● **Records shown**:
============================================================
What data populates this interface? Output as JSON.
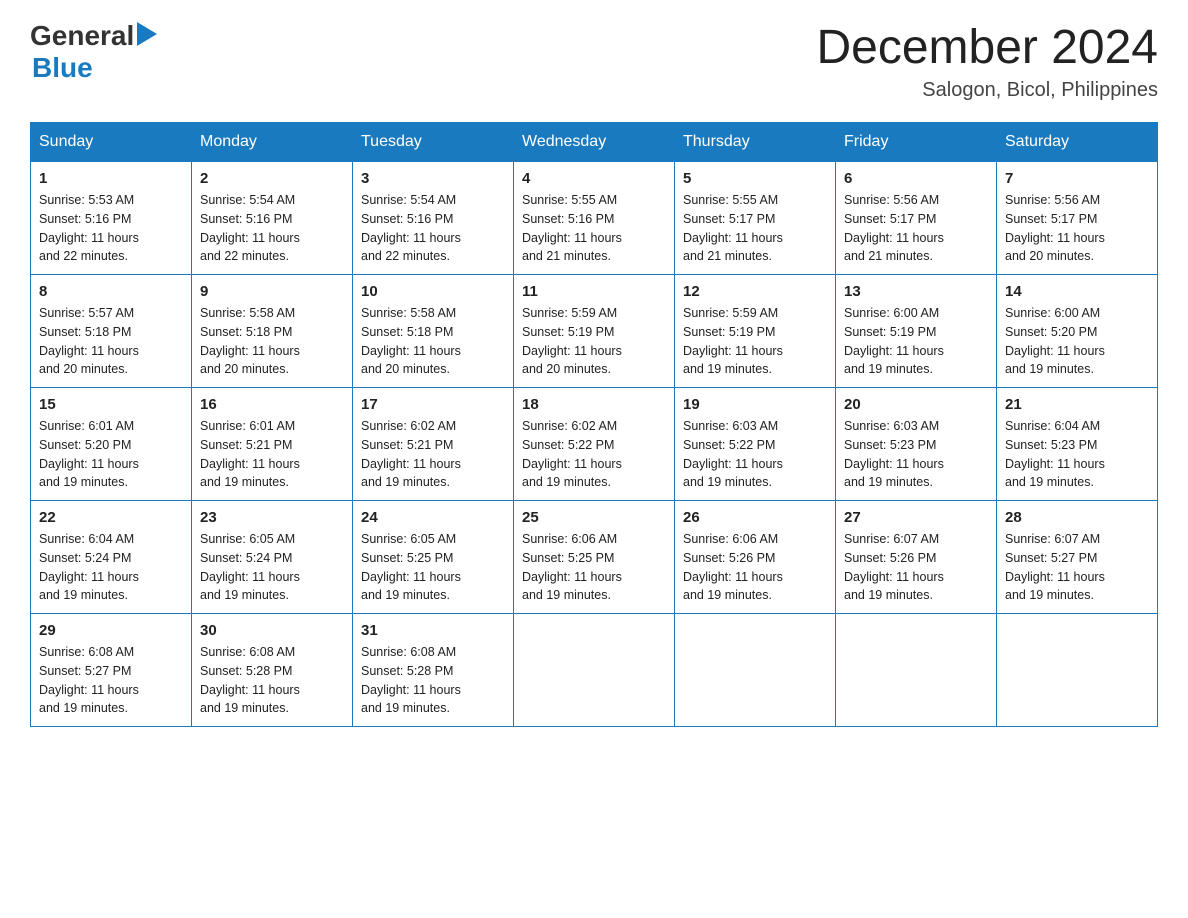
{
  "header": {
    "logo_general": "General",
    "logo_blue": "Blue",
    "month_year": "December 2024",
    "location": "Salogon, Bicol, Philippines"
  },
  "days_of_week": [
    "Sunday",
    "Monday",
    "Tuesday",
    "Wednesday",
    "Thursday",
    "Friday",
    "Saturday"
  ],
  "weeks": [
    [
      {
        "day": "1",
        "sunrise": "5:53 AM",
        "sunset": "5:16 PM",
        "daylight": "11 hours and 22 minutes."
      },
      {
        "day": "2",
        "sunrise": "5:54 AM",
        "sunset": "5:16 PM",
        "daylight": "11 hours and 22 minutes."
      },
      {
        "day": "3",
        "sunrise": "5:54 AM",
        "sunset": "5:16 PM",
        "daylight": "11 hours and 22 minutes."
      },
      {
        "day": "4",
        "sunrise": "5:55 AM",
        "sunset": "5:16 PM",
        "daylight": "11 hours and 21 minutes."
      },
      {
        "day": "5",
        "sunrise": "5:55 AM",
        "sunset": "5:17 PM",
        "daylight": "11 hours and 21 minutes."
      },
      {
        "day": "6",
        "sunrise": "5:56 AM",
        "sunset": "5:17 PM",
        "daylight": "11 hours and 21 minutes."
      },
      {
        "day": "7",
        "sunrise": "5:56 AM",
        "sunset": "5:17 PM",
        "daylight": "11 hours and 20 minutes."
      }
    ],
    [
      {
        "day": "8",
        "sunrise": "5:57 AM",
        "sunset": "5:18 PM",
        "daylight": "11 hours and 20 minutes."
      },
      {
        "day": "9",
        "sunrise": "5:58 AM",
        "sunset": "5:18 PM",
        "daylight": "11 hours and 20 minutes."
      },
      {
        "day": "10",
        "sunrise": "5:58 AM",
        "sunset": "5:18 PM",
        "daylight": "11 hours and 20 minutes."
      },
      {
        "day": "11",
        "sunrise": "5:59 AM",
        "sunset": "5:19 PM",
        "daylight": "11 hours and 20 minutes."
      },
      {
        "day": "12",
        "sunrise": "5:59 AM",
        "sunset": "5:19 PM",
        "daylight": "11 hours and 19 minutes."
      },
      {
        "day": "13",
        "sunrise": "6:00 AM",
        "sunset": "5:19 PM",
        "daylight": "11 hours and 19 minutes."
      },
      {
        "day": "14",
        "sunrise": "6:00 AM",
        "sunset": "5:20 PM",
        "daylight": "11 hours and 19 minutes."
      }
    ],
    [
      {
        "day": "15",
        "sunrise": "6:01 AM",
        "sunset": "5:20 PM",
        "daylight": "11 hours and 19 minutes."
      },
      {
        "day": "16",
        "sunrise": "6:01 AM",
        "sunset": "5:21 PM",
        "daylight": "11 hours and 19 minutes."
      },
      {
        "day": "17",
        "sunrise": "6:02 AM",
        "sunset": "5:21 PM",
        "daylight": "11 hours and 19 minutes."
      },
      {
        "day": "18",
        "sunrise": "6:02 AM",
        "sunset": "5:22 PM",
        "daylight": "11 hours and 19 minutes."
      },
      {
        "day": "19",
        "sunrise": "6:03 AM",
        "sunset": "5:22 PM",
        "daylight": "11 hours and 19 minutes."
      },
      {
        "day": "20",
        "sunrise": "6:03 AM",
        "sunset": "5:23 PM",
        "daylight": "11 hours and 19 minutes."
      },
      {
        "day": "21",
        "sunrise": "6:04 AM",
        "sunset": "5:23 PM",
        "daylight": "11 hours and 19 minutes."
      }
    ],
    [
      {
        "day": "22",
        "sunrise": "6:04 AM",
        "sunset": "5:24 PM",
        "daylight": "11 hours and 19 minutes."
      },
      {
        "day": "23",
        "sunrise": "6:05 AM",
        "sunset": "5:24 PM",
        "daylight": "11 hours and 19 minutes."
      },
      {
        "day": "24",
        "sunrise": "6:05 AM",
        "sunset": "5:25 PM",
        "daylight": "11 hours and 19 minutes."
      },
      {
        "day": "25",
        "sunrise": "6:06 AM",
        "sunset": "5:25 PM",
        "daylight": "11 hours and 19 minutes."
      },
      {
        "day": "26",
        "sunrise": "6:06 AM",
        "sunset": "5:26 PM",
        "daylight": "11 hours and 19 minutes."
      },
      {
        "day": "27",
        "sunrise": "6:07 AM",
        "sunset": "5:26 PM",
        "daylight": "11 hours and 19 minutes."
      },
      {
        "day": "28",
        "sunrise": "6:07 AM",
        "sunset": "5:27 PM",
        "daylight": "11 hours and 19 minutes."
      }
    ],
    [
      {
        "day": "29",
        "sunrise": "6:08 AM",
        "sunset": "5:27 PM",
        "daylight": "11 hours and 19 minutes."
      },
      {
        "day": "30",
        "sunrise": "6:08 AM",
        "sunset": "5:28 PM",
        "daylight": "11 hours and 19 minutes."
      },
      {
        "day": "31",
        "sunrise": "6:08 AM",
        "sunset": "5:28 PM",
        "daylight": "11 hours and 19 minutes."
      },
      null,
      null,
      null,
      null
    ]
  ],
  "labels": {
    "sunrise": "Sunrise:",
    "sunset": "Sunset:",
    "daylight": "Daylight:"
  }
}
============================================================
● **Written task**: Leave out the pictures and reproduce the rest of the listing exactly.

● **Response**:
What data populates this interface? Output as JSON.
{
  "header": {
    "logo_general": "General",
    "logo_blue": "Blue",
    "month_year": "December 2024",
    "location": "Salogon, Bicol, Philippines"
  },
  "days_of_week": [
    "Sunday",
    "Monday",
    "Tuesday",
    "Wednesday",
    "Thursday",
    "Friday",
    "Saturday"
  ],
  "weeks": [
    [
      {
        "day": "1",
        "sunrise": "5:53 AM",
        "sunset": "5:16 PM",
        "daylight": "11 hours and 22 minutes."
      },
      {
        "day": "2",
        "sunrise": "5:54 AM",
        "sunset": "5:16 PM",
        "daylight": "11 hours and 22 minutes."
      },
      {
        "day": "3",
        "sunrise": "5:54 AM",
        "sunset": "5:16 PM",
        "daylight": "11 hours and 22 minutes."
      },
      {
        "day": "4",
        "sunrise": "5:55 AM",
        "sunset": "5:16 PM",
        "daylight": "11 hours and 21 minutes."
      },
      {
        "day": "5",
        "sunrise": "5:55 AM",
        "sunset": "5:17 PM",
        "daylight": "11 hours and 21 minutes."
      },
      {
        "day": "6",
        "sunrise": "5:56 AM",
        "sunset": "5:17 PM",
        "daylight": "11 hours and 21 minutes."
      },
      {
        "day": "7",
        "sunrise": "5:56 AM",
        "sunset": "5:17 PM",
        "daylight": "11 hours and 20 minutes."
      }
    ],
    [
      {
        "day": "8",
        "sunrise": "5:57 AM",
        "sunset": "5:18 PM",
        "daylight": "11 hours and 20 minutes."
      },
      {
        "day": "9",
        "sunrise": "5:58 AM",
        "sunset": "5:18 PM",
        "daylight": "11 hours and 20 minutes."
      },
      {
        "day": "10",
        "sunrise": "5:58 AM",
        "sunset": "5:18 PM",
        "daylight": "11 hours and 20 minutes."
      },
      {
        "day": "11",
        "sunrise": "5:59 AM",
        "sunset": "5:19 PM",
        "daylight": "11 hours and 20 minutes."
      },
      {
        "day": "12",
        "sunrise": "5:59 AM",
        "sunset": "5:19 PM",
        "daylight": "11 hours and 19 minutes."
      },
      {
        "day": "13",
        "sunrise": "6:00 AM",
        "sunset": "5:19 PM",
        "daylight": "11 hours and 19 minutes."
      },
      {
        "day": "14",
        "sunrise": "6:00 AM",
        "sunset": "5:20 PM",
        "daylight": "11 hours and 19 minutes."
      }
    ],
    [
      {
        "day": "15",
        "sunrise": "6:01 AM",
        "sunset": "5:20 PM",
        "daylight": "11 hours and 19 minutes."
      },
      {
        "day": "16",
        "sunrise": "6:01 AM",
        "sunset": "5:21 PM",
        "daylight": "11 hours and 19 minutes."
      },
      {
        "day": "17",
        "sunrise": "6:02 AM",
        "sunset": "5:21 PM",
        "daylight": "11 hours and 19 minutes."
      },
      {
        "day": "18",
        "sunrise": "6:02 AM",
        "sunset": "5:22 PM",
        "daylight": "11 hours and 19 minutes."
      },
      {
        "day": "19",
        "sunrise": "6:03 AM",
        "sunset": "5:22 PM",
        "daylight": "11 hours and 19 minutes."
      },
      {
        "day": "20",
        "sunrise": "6:03 AM",
        "sunset": "5:23 PM",
        "daylight": "11 hours and 19 minutes."
      },
      {
        "day": "21",
        "sunrise": "6:04 AM",
        "sunset": "5:23 PM",
        "daylight": "11 hours and 19 minutes."
      }
    ],
    [
      {
        "day": "22",
        "sunrise": "6:04 AM",
        "sunset": "5:24 PM",
        "daylight": "11 hours and 19 minutes."
      },
      {
        "day": "23",
        "sunrise": "6:05 AM",
        "sunset": "5:24 PM",
        "daylight": "11 hours and 19 minutes."
      },
      {
        "day": "24",
        "sunrise": "6:05 AM",
        "sunset": "5:25 PM",
        "daylight": "11 hours and 19 minutes."
      },
      {
        "day": "25",
        "sunrise": "6:06 AM",
        "sunset": "5:25 PM",
        "daylight": "11 hours and 19 minutes."
      },
      {
        "day": "26",
        "sunrise": "6:06 AM",
        "sunset": "5:26 PM",
        "daylight": "11 hours and 19 minutes."
      },
      {
        "day": "27",
        "sunrise": "6:07 AM",
        "sunset": "5:26 PM",
        "daylight": "11 hours and 19 minutes."
      },
      {
        "day": "28",
        "sunrise": "6:07 AM",
        "sunset": "5:27 PM",
        "daylight": "11 hours and 19 minutes."
      }
    ],
    [
      {
        "day": "29",
        "sunrise": "6:08 AM",
        "sunset": "5:27 PM",
        "daylight": "11 hours and 19 minutes."
      },
      {
        "day": "30",
        "sunrise": "6:08 AM",
        "sunset": "5:28 PM",
        "daylight": "11 hours and 19 minutes."
      },
      {
        "day": "31",
        "sunrise": "6:08 AM",
        "sunset": "5:28 PM",
        "daylight": "11 hours and 19 minutes."
      },
      null,
      null,
      null,
      null
    ]
  ],
  "labels": {
    "sunrise": "Sunrise:",
    "sunset": "Sunset:",
    "daylight": "Daylight:"
  }
}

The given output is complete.